= TASK GOAL =
Type out the complete listing below word for word, without its pictures.

= SOURCE RECORDS =
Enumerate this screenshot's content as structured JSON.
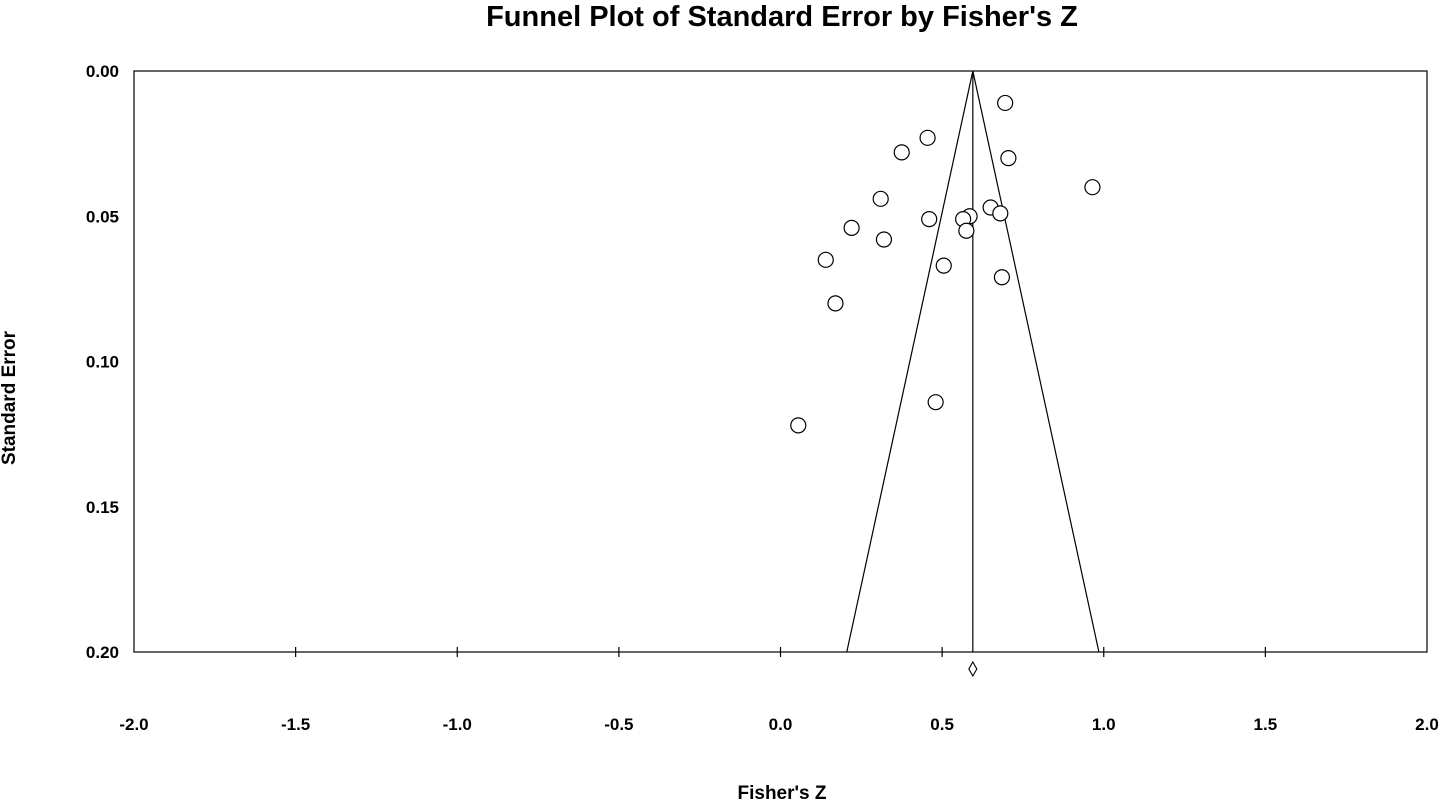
{
  "chart_data": {
    "type": "scatter",
    "title": "Funnel Plot of Standard Error by Fisher's Z",
    "xlabel": "Fisher's Z",
    "ylabel": "Standard Error",
    "xlim": [
      -2.0,
      2.0
    ],
    "ylim": [
      0.0,
      0.2
    ],
    "y_inverted": true,
    "x_ticks": [
      -2.0,
      -1.5,
      -1.0,
      -0.5,
      0.0,
      0.5,
      1.0,
      1.5,
      2.0
    ],
    "x_tick_labels": [
      "-2.0",
      "-1.5",
      "-1.0",
      "-0.5",
      "0.0",
      "0.5",
      "1.0",
      "1.5",
      "2.0"
    ],
    "y_ticks": [
      0.0,
      0.05,
      0.1,
      0.15,
      0.2
    ],
    "y_tick_labels": [
      "0.00",
      "0.05",
      "0.10",
      "0.15",
      "0.20"
    ],
    "grid": false,
    "legend": "none",
    "pooled_effect": 0.595,
    "funnel": {
      "apex_se": 0.0,
      "base_se": 0.2,
      "base_x": [
        0.205,
        0.985
      ]
    },
    "summary_marker": {
      "x": 0.595,
      "shape": "diamond"
    },
    "points": [
      {
        "x": 0.695,
        "y": 0.011
      },
      {
        "x": 0.455,
        "y": 0.023
      },
      {
        "x": 0.375,
        "y": 0.028
      },
      {
        "x": 0.705,
        "y": 0.03
      },
      {
        "x": 0.965,
        "y": 0.04
      },
      {
        "x": 0.31,
        "y": 0.044
      },
      {
        "x": 0.65,
        "y": 0.047
      },
      {
        "x": 0.68,
        "y": 0.049
      },
      {
        "x": 0.585,
        "y": 0.05
      },
      {
        "x": 0.46,
        "y": 0.051
      },
      {
        "x": 0.565,
        "y": 0.051
      },
      {
        "x": 0.22,
        "y": 0.054
      },
      {
        "x": 0.575,
        "y": 0.055
      },
      {
        "x": 0.32,
        "y": 0.058
      },
      {
        "x": 0.14,
        "y": 0.065
      },
      {
        "x": 0.505,
        "y": 0.067
      },
      {
        "x": 0.685,
        "y": 0.071
      },
      {
        "x": 0.17,
        "y": 0.08
      },
      {
        "x": 0.48,
        "y": 0.114
      },
      {
        "x": 0.055,
        "y": 0.122
      }
    ]
  }
}
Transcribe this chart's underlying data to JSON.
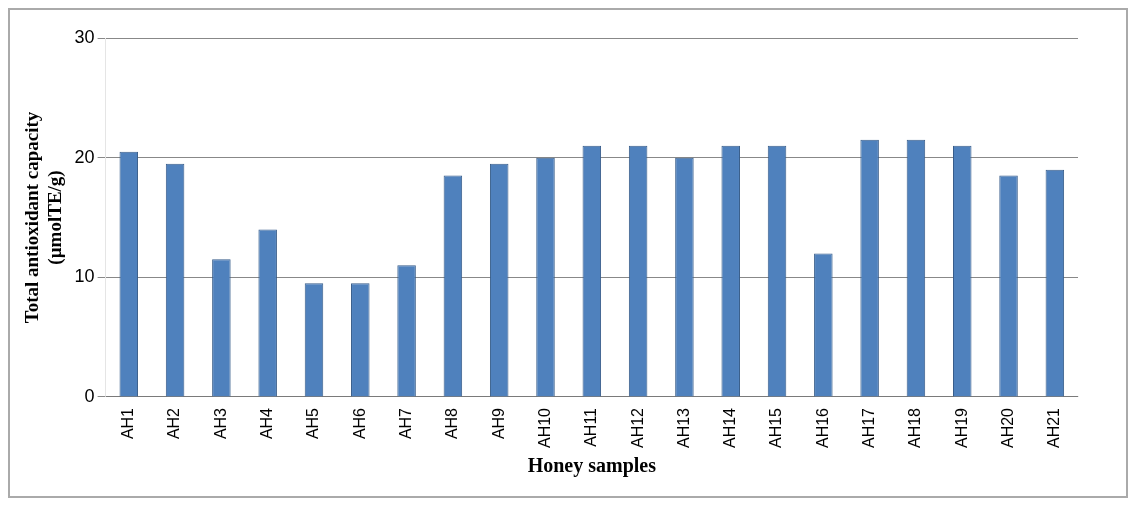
{
  "chart_data": {
    "type": "bar",
    "xlabel": "Honey samples",
    "ylabel": "Total antioxidant capacity (µmolTE/g)",
    "categories": [
      "AH1",
      "AH2",
      "AH3",
      "AH4",
      "AH5",
      "AH6",
      "AH7",
      "AH8",
      "AH9",
      "AH10",
      "AH11",
      "AH12",
      "AH13",
      "AH14",
      "AH15",
      "AH16",
      "AH17",
      "AH18",
      "AH19",
      "AH20",
      "AH21"
    ],
    "values": [
      20.5,
      19.5,
      11.5,
      14,
      9.5,
      9.5,
      11,
      18.5,
      19.5,
      20,
      21,
      21,
      20,
      21,
      21,
      12,
      21.5,
      21.5,
      21,
      18.5,
      19
    ],
    "color": "#4f81bd",
    "ylim": [
      0,
      30
    ],
    "yticks": [
      0,
      10,
      20,
      30
    ],
    "grid": "y"
  }
}
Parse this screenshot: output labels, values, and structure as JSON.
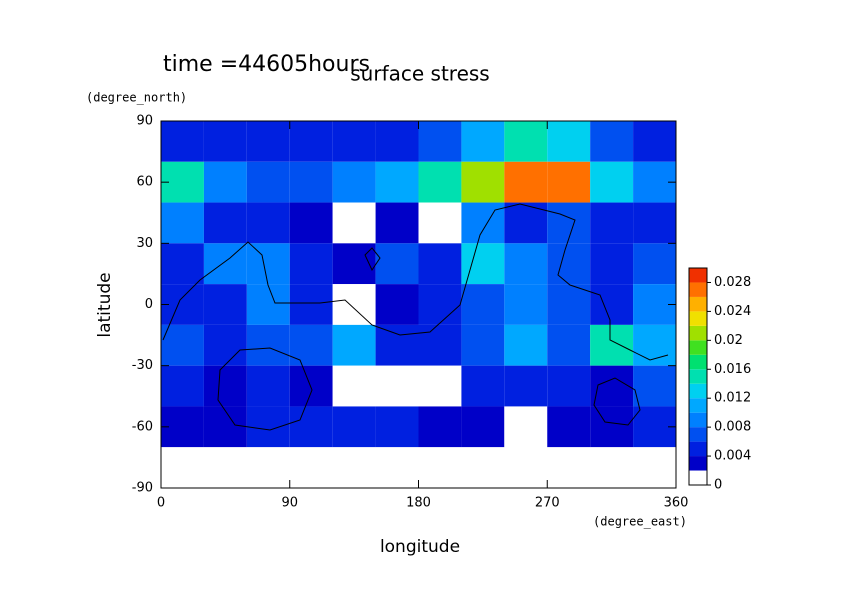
{
  "chart_data": {
    "type": "contour",
    "title": "surface stress",
    "subtitle": "time =44605hours",
    "x_label": "longitude",
    "x_units": "(degree_east)",
    "y_label": "latitude",
    "y_units": "(degree_north)",
    "x": [
      15,
      45,
      75,
      105,
      135,
      165,
      195,
      225,
      255,
      285,
      315,
      345
    ],
    "y": [
      80,
      60,
      40,
      20,
      0,
      -20,
      -40,
      -60,
      -80
    ],
    "z": [
      [
        0.005,
        0.004,
        0.004,
        0.004,
        0.004,
        0.005,
        0.006,
        0.01,
        0.014,
        0.012,
        0.006,
        0.005
      ],
      [
        0.014,
        0.008,
        0.006,
        0.006,
        0.008,
        0.01,
        0.014,
        0.02,
        0.026,
        0.026,
        0.012,
        0.008
      ],
      [
        0.008,
        0.004,
        0.004,
        0.002,
        0.001,
        0.003,
        0.001,
        0.008,
        0.004,
        0.006,
        0.004,
        0.004
      ],
      [
        0.004,
        0.008,
        0.008,
        0.005,
        0.003,
        0.006,
        0.004,
        0.012,
        0.008,
        0.006,
        0.004,
        0.006
      ],
      [
        0.004,
        0.005,
        0.008,
        0.004,
        0.001,
        0.002,
        0.004,
        0.006,
        0.008,
        0.006,
        0.004,
        0.008
      ],
      [
        0.006,
        0.004,
        0.006,
        0.006,
        0.01,
        0.004,
        0.004,
        0.006,
        0.01,
        0.006,
        0.014,
        0.01
      ],
      [
        0.004,
        0.002,
        0.004,
        0.003,
        0.001,
        0.001,
        0.001,
        0.004,
        0.004,
        0.004,
        0.002,
        0.006
      ],
      [
        0.003,
        0.003,
        0.004,
        0.004,
        0.004,
        0.004,
        0.002,
        0.002,
        0.001,
        0.003,
        0.003,
        0.005
      ],
      [
        0,
        0,
        0,
        0,
        0,
        0,
        0,
        0,
        0,
        0,
        0,
        0
      ]
    ],
    "xlim": [
      0,
      360
    ],
    "xticks": [
      0,
      90,
      180,
      270,
      360
    ],
    "ylim": [
      -90,
      90
    ],
    "yticks": [
      -90,
      -60,
      -30,
      0,
      30,
      60,
      90
    ],
    "levels": [
      0,
      0.002,
      0.004,
      0.006,
      0.008,
      0.01,
      0.012,
      0.014,
      0.016,
      0.018,
      0.02,
      0.022,
      0.024,
      0.026,
      0.028,
      0.03
    ],
    "colors": [
      "#ffffff",
      "#0000c8",
      "#0020e0",
      "#0050f0",
      "#0080ff",
      "#00a8ff",
      "#00d0f0",
      "#00e0b0",
      "#00e070",
      "#40e020",
      "#a0e000",
      "#f0e000",
      "#ffb000",
      "#ff7000",
      "#f03000"
    ],
    "colorbar_ticks": [
      0,
      0.004,
      0.008,
      0.012,
      0.016,
      0.02,
      0.024,
      0.028
    ]
  }
}
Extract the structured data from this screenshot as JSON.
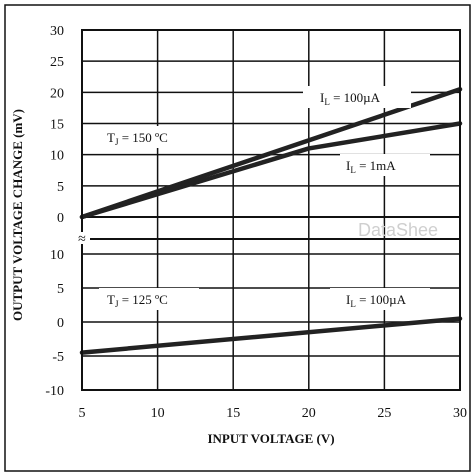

= FINAL RESULT =
Enumerate this screenshot's content as structured JSON.
{
  "chart_data": {
    "type": "scatter",
    "title": "Funnel Plot of Standard Error by Fisher's Z",
    "xlabel": "Fisher's Z",
    "ylabel": "Standard Error",
    "xlim": [
      -2.0,
      2.0
    ],
    "ylim": [
      0.0,
      0.2
    ],
    "y_inverted": true,
    "x_ticks": [
      -2.0,
      -1.5,
      -1.0,
      -0.5,
      0.0,
      0.5,
      1.0,
      1.5,
      2.0
    ],
    "x_tick_labels": [
      "-2.0",
      "-1.5",
      "-1.0",
      "-0.5",
      "0.0",
      "0.5",
      "1.0",
      "1.5",
      "2.0"
    ],
    "y_ticks": [
      0.0,
      0.05,
      0.1,
      0.15,
      0.2
    ],
    "y_tick_labels": [
      "0.00",
      "0.05",
      "0.10",
      "0.15",
      "0.20"
    ],
    "grid": false,
    "legend": "none",
    "pooled_effect": 0.595,
    "funnel": {
      "apex_se": 0.0,
      "base_se": 0.2,
      "base_x": [
        0.205,
        0.985
      ]
    },
    "summary_marker": {
      "x": 0.595,
      "shape": "diamond"
    },
    "points": [
      {
        "x": 0.695,
        "y": 0.011
      },
      {
        "x": 0.455,
        "y": 0.023
      },
      {
        "x": 0.375,
        "y": 0.028
      },
      {
        "x": 0.705,
        "y": 0.03
      },
      {
        "x": 0.965,
        "y": 0.04
      },
      {
        "x": 0.31,
        "y": 0.044
      },
      {
        "x": 0.65,
        "y": 0.047
      },
      {
        "x": 0.68,
        "y": 0.049
      },
      {
        "x": 0.585,
        "y": 0.05
      },
      {
        "x": 0.46,
        "y": 0.051
      },
      {
        "x": 0.565,
        "y": 0.051
      },
      {
        "x": 0.22,
        "y": 0.054
      },
      {
        "x": 0.575,
        "y": 0.055
      },
      {
        "x": 0.32,
        "y": 0.058
      },
      {
        "x": 0.14,
        "y": 0.065
      },
      {
        "x": 0.505,
        "y": 0.067
      },
      {
        "x": 0.685,
        "y": 0.071
      },
      {
        "x": 0.17,
        "y": 0.08
      },
      {
        "x": 0.48,
        "y": 0.114
      },
      {
        "x": 0.055,
        "y": 0.122
      }
    ]
  }
}
Transcribe this chart's underlying data to JSON.
{
  "chart_data": {
    "type": "bar",
    "xlabel": "Honey samples",
    "ylabel": "Total antioxidant capacity (µmolTE/g)",
    "categories": [
      "AH1",
      "AH2",
      "AH3",
      "AH4",
      "AH5",
      "AH6",
      "AH7",
      "AH8",
      "AH9",
      "AH10",
      "AH11",
      "AH12",
      "AH13",
      "AH14",
      "AH15",
      "AH16",
      "AH17",
      "AH18",
      "AH19",
      "AH20",
      "AH21"
    ],
    "values": [
      20.5,
      19.5,
      11.5,
      14,
      9.5,
      9.5,
      11,
      18.5,
      19.5,
      20,
      21,
      21,
      20,
      21,
      21,
      12,
      21.5,
      21.5,
      21,
      18.5,
      19
    ],
    "color": "#4f81bd",
    "ylim": [
      0,
      30
    ],
    "yticks": [
      0,
      10,
      20,
      30
    ],
    "grid": "y"
  }
}
Parse this screenshot: output labels, values, and structure as JSON.
{
  "chart_data": {
    "type": "contour",
    "title": "surface stress",
    "subtitle": "time =44605hours",
    "x_label": "longitude",
    "x_units": "(degree_east)",
    "y_label": "latitude",
    "y_units": "(degree_north)",
    "x": [
      15,
      45,
      75,
      105,
      135,
      165,
      195,
      225,
      255,
      285,
      315,
      345
    ],
    "y": [
      80,
      60,
      40,
      20,
      0,
      -20,
      -40,
      -60,
      -80
    ],
    "z": [
      [
        0.005,
        0.004,
        0.004,
        0.004,
        0.004,
        0.005,
        0.006,
        0.01,
        0.014,
        0.012,
        0.006,
        0.005
      ],
      [
        0.014,
        0.008,
        0.006,
        0.006,
        0.008,
        0.01,
        0.014,
        0.02,
        0.026,
        0.026,
        0.012,
        0.008
      ],
      [
        0.008,
        0.004,
        0.004,
        0.002,
        0.001,
        0.003,
        0.001,
        0.008,
        0.004,
        0.006,
        0.004,
        0.004
      ],
      [
        0.004,
        0.008,
        0.008,
        0.005,
        0.003,
        0.006,
        0.004,
        0.012,
        0.008,
        0.006,
        0.004,
        0.006
      ],
      [
        0.004,
        0.005,
        0.008,
        0.004,
        0.001,
        0.002,
        0.004,
        0.006,
        0.008,
        0.006,
        0.004,
        0.008
      ],
      [
        0.006,
        0.004,
        0.006,
        0.006,
        0.01,
        0.004,
        0.004,
        0.006,
        0.01,
        0.006,
        0.014,
        0.01
      ],
      [
        0.004,
        0.002,
        0.004,
        0.003,
        0.001,
        0.001,
        0.001,
        0.004,
        0.004,
        0.004,
        0.002,
        0.006
      ],
      [
        0.003,
        0.003,
        0.004,
        0.004,
        0.004,
        0.004,
        0.002,
        0.002,
        0.001,
        0.003,
        0.003,
        0.005
      ],
      [
        0,
        0,
        0,
        0,
        0,
        0,
        0,
        0,
        0,
        0,
        0,
        0
      ]
    ],
    "xlim": [
      0,
      360
    ],
    "xticks": [
      0,
      90,
      180,
      270,
      360
    ],
    "ylim": [
      -90,
      90
    ],
    "yticks": [
      -90,
      -60,
      -30,
      0,
      30,
      60,
      90
    ],
    "levels": [
      0,
      0.002,
      0.004,
      0.006,
      0.008,
      0.01,
      0.012,
      0.014,
      0.016,
      0.018,
      0.02,
      0.022,
      0.024,
      0.026,
      0.028,
      0.03
    ],
    "colors": [
      "#ffffff",
      "#0000c8",
      "#0020e0",
      "#0050f0",
      "#0080ff",
      "#00a8ff",
      "#00d0f0",
      "#00e0b0",
      "#00e070",
      "#40e020",
      "#a0e000",
      "#f0e000",
      "#ffb000",
      "#ff7000",
      "#f03000"
    ],
    "colorbar_ticks": [
      0,
      0.004,
      0.008,
      0.012,
      0.016,
      0.02,
      0.024,
      0.028
    ]
  }
}
Extract the structured data from this screenshot as JSON.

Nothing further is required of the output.